• [TEXT PROVIDED]
[start]

Walter Russell Mead explains the nature of the struggle currently underway in Wisconsin, and predicts that however this particular battle goes, a necessary revolution is underway, a war has begun which the left is certain to lose.

[I]t’s just possible that the disturbances in Madison, Wisconsin mark what will ultimately prove to be a bigger turning point in world history.

In the heart of Blue State America, we are seeing a challenge to some of the fundamental assumptions behind the progressive state, and we could conceivably be watching both the birth pangs of a new social model and the first big step in America’s transformation into a true 21st century economy. …
The problem is that the way we do government in this country has to change — and it will have to change in ways that put the interests of those who don’t have government jobs ahead of those who do. The number of people employed by government is going to have to shrink; much more work will have to be done by many fewer hands — and many tasks historically done in government bureaucracies by life-tenured employees will be done by private sector workers employed by outside contractors. Nor can government workers enjoy pension plans and health benefits better than those widely available in the private sector; the days of defined benefit pensions for government workers are drawing rapidly to a close.

[end]

• [SUPPLIED INFORMATION]
[start]

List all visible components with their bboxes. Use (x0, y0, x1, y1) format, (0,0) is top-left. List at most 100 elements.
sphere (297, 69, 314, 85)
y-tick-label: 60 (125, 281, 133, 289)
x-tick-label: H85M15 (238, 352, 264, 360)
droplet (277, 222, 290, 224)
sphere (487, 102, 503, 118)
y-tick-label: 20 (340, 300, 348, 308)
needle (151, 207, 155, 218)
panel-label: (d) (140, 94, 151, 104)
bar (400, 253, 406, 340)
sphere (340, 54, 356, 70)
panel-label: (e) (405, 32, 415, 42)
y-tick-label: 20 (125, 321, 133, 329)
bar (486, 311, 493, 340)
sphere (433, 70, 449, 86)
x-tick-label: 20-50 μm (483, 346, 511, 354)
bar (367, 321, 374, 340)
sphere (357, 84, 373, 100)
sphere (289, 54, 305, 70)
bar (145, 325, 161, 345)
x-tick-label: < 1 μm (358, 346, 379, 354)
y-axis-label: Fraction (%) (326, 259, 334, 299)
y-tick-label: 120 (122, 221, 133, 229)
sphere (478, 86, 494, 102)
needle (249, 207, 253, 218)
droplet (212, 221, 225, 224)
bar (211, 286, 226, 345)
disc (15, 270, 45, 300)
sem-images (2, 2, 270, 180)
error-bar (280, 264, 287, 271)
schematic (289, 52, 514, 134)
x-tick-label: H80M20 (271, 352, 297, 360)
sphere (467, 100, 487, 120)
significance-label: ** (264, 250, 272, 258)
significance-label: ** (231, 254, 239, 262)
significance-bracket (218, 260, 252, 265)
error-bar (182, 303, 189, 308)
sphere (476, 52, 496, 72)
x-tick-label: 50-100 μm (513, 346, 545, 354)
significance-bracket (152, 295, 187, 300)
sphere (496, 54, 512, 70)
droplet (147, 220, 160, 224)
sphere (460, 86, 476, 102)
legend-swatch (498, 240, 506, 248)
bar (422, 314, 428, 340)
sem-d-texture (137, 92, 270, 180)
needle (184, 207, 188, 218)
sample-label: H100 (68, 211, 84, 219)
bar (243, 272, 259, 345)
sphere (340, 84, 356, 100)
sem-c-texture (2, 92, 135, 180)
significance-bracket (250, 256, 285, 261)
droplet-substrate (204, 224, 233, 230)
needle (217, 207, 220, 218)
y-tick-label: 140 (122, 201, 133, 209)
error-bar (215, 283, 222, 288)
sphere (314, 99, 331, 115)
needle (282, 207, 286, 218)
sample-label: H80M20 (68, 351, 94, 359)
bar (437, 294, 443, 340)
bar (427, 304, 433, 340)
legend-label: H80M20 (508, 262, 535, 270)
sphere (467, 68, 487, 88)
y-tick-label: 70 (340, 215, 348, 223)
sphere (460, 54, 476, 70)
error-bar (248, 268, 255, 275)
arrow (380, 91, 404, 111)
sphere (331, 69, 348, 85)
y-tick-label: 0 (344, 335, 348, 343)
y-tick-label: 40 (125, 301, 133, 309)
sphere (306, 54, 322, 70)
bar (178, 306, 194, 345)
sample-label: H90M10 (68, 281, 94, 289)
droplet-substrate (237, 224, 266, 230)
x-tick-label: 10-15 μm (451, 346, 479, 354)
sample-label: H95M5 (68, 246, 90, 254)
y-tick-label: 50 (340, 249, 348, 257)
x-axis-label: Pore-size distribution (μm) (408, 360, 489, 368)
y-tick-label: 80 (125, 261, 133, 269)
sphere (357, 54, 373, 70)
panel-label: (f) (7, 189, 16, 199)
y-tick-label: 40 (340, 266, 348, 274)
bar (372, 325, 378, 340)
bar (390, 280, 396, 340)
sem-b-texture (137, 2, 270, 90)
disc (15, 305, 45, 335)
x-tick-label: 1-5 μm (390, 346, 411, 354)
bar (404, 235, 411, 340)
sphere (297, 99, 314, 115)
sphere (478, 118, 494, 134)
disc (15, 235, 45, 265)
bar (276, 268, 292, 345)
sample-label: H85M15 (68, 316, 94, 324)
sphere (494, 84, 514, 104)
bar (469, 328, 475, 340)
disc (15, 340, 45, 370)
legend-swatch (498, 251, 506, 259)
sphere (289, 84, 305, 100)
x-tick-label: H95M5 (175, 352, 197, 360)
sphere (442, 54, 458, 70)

[end]

• [TO BE DONE]
- a) In the Wisconsin excerpt, what kind of pensions for government workers are said to be nearing their end?
- b) Reproduce the Wisconsin excerpt word for word between "Walter Russell Mead" and "in world history.", inclusive.
- c) Pick up the Wisconsin excerpt after its last sentence and keep writing it.
The listing is separate material, apart from the Wisconsin excerpt.

• [ANSWERS TO EACH TASK]
- a) Defined benefit pensions.

- b)
Walter Russell Mead explains the nature of the struggle currently underway in Wisconsin, and predicts that however this particular battle goes, a necessary revolution is underway, a war has begun which the left is certain to lose.

[I]t’s just possible that the disturbances in Madison, Wisconsin mark what will ultimately prove to be a bigger turning point in world history.

- c)
The Battle of Madison is part of a national struggle over the future of American society. The public sector unions and their allies believe in what I’ve called liberalism 4.0, the twentieth century’s dominant set of progressive ideas. It was the ideology of a society made up of big unions, big corporations and big government. The Big Three car companies, Big Three networks and the Big One phone company (back when AT&T had a legal monopoly on providing telephone service) were held in check by government regulation and union power rather than by free competition.

Technological change, global competition, and the rise of a more dynamic economy have wrecked the old social model, but old institutions, old habits of mind and old interest groups don’t disappear overnight. In many ways, public sector unions and government employees are the last great citadel of the Blue Social Model and what we see in Madison (as well as Ohio and Tennessee) is a way of life fighting for survival in the last ditch. We should not be surprised that the battle is fierce, the tactics ruthless, the polarization intense: this is not just a struggle between interest groups, it is a conflict over basic ideas about how the world does or should work.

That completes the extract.